→ TO DO
Write the records out again exactly, leaving no images in.

(Extracted records)
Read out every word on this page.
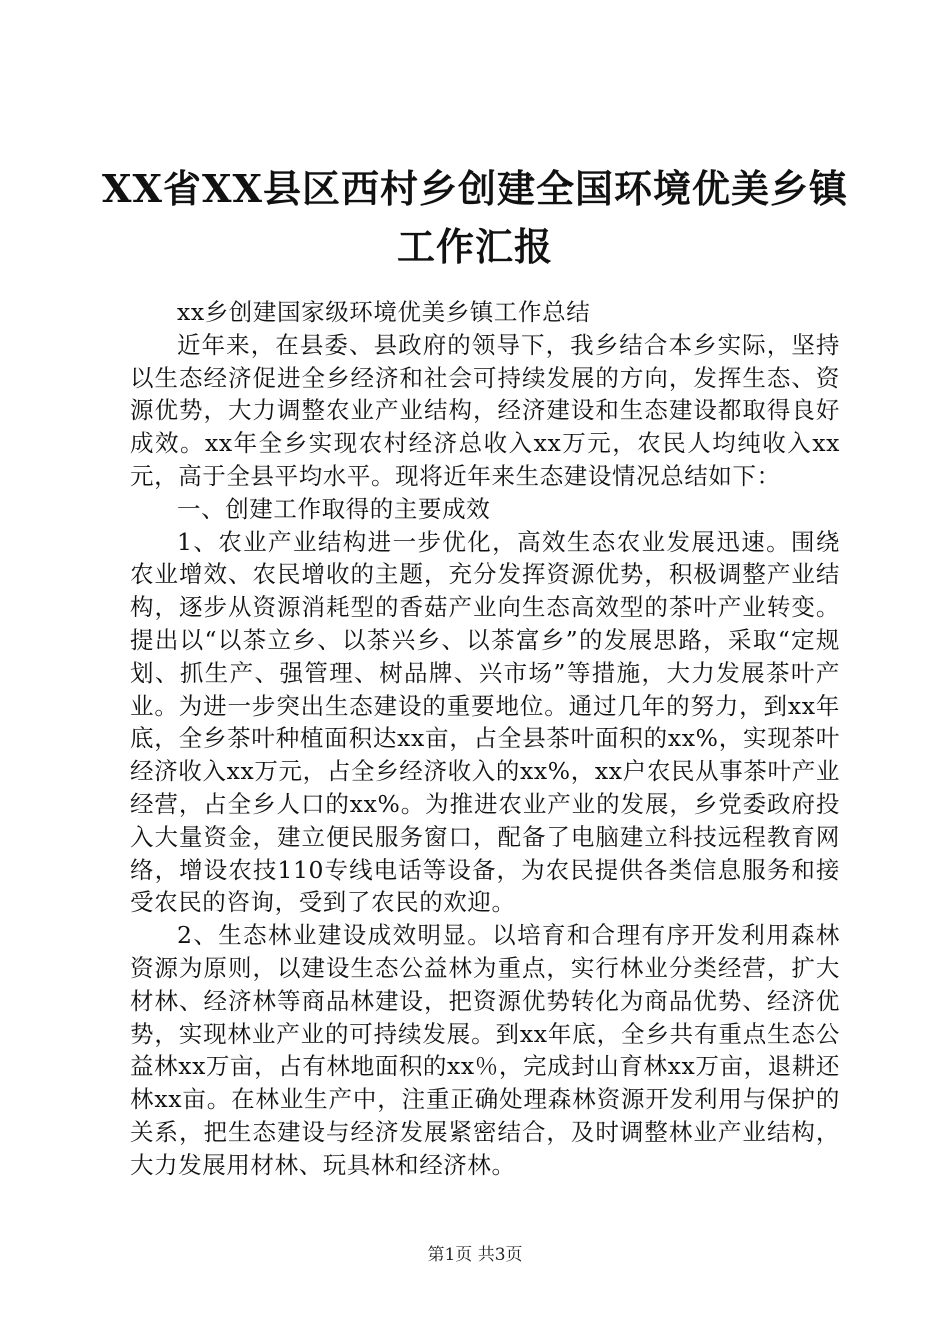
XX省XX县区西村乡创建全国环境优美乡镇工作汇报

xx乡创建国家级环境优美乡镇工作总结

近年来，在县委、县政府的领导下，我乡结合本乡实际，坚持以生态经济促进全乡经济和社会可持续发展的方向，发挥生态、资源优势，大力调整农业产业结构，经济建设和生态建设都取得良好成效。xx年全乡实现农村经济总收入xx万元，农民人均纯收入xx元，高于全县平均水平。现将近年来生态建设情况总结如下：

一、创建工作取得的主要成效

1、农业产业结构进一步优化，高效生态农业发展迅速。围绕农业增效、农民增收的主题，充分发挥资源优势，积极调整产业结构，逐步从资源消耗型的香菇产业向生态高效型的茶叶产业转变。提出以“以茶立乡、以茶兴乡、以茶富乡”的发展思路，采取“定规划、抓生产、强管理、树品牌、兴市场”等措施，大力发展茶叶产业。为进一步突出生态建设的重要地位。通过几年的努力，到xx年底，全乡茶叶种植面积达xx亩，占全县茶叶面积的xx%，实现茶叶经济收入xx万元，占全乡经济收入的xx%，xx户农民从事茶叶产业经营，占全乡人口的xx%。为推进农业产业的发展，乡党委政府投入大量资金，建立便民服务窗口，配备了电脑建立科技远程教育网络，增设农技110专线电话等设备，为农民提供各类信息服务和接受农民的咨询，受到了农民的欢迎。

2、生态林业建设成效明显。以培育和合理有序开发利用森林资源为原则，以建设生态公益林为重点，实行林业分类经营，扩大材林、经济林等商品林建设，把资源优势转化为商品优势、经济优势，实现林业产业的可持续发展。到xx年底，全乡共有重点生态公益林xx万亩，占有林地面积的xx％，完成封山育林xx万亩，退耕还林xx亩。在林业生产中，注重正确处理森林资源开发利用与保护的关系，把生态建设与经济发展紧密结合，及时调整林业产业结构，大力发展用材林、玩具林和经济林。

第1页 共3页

→ FINISHED TASK
Read out every word on this page.
XX省XX县区西村乡创建全国环境优美乡镇工作汇报

xx乡创建国家级环境优美乡镇工作总结

近年来，在县委、县政府的领导下，我乡结合本乡实际，坚持以生态经济促进全乡经济和社会可持续发展的方向，发挥生态、资源优势，大力调整农业产业结构，经济建设和生态建设都取得良好成效。xx年全乡实现农村经济总收入xx万元，农民人均纯收入xx元，高于全县平均水平。现将近年来生态建设情况总结如下：

一、创建工作取得的主要成效

1、农业产业结构进一步优化，高效生态农业发展迅速。围绕农业增效、农民增收的主题，充分发挥资源优势，积极调整产业结构，逐步从资源消耗型的香菇产业向生态高效型的茶叶产业转变。提出以“以茶立乡、以茶兴乡、以茶富乡”的发展思路，采取“定规划、抓生产、强管理、树品牌、兴市场”等措施，大力发展茶叶产业。为进一步突出生态建设的重要地位。通过几年的努力，到xx年底，全乡茶叶种植面积达xx亩，占全县茶叶面积的xx%，实现茶叶经济收入xx万元，占全乡经济收入的xx%，xx户农民从事茶叶产业经营，占全乡人口的xx%。为推进农业产业的发展，乡党委政府投入大量资金，建立便民服务窗口，配备了电脑建立科技远程教育网络，增设农技110专线电话等设备，为农民提供各类信息服务和接受农民的咨询，受到了农民的欢迎。

2、生态林业建设成效明显。以培育和合理有序开发利用森林资源为原则，以建设生态公益林为重点，实行林业分类经营，扩大材林、经济林等商品林建设，把资源优势转化为商品优势、经济优势，实现林业产业的可持续发展。到xx年底，全乡共有重点生态公益林xx万亩，占有林地面积的xx％，完成封山育林xx万亩，退耕还林xx亩。在林业生产中，注重正确处理森林资源开发利用与保护的关系，把生态建设与经济发展紧密结合，及时调整林业产业结构，大力发展用材林、玩具林和经济林。

第1页 共3页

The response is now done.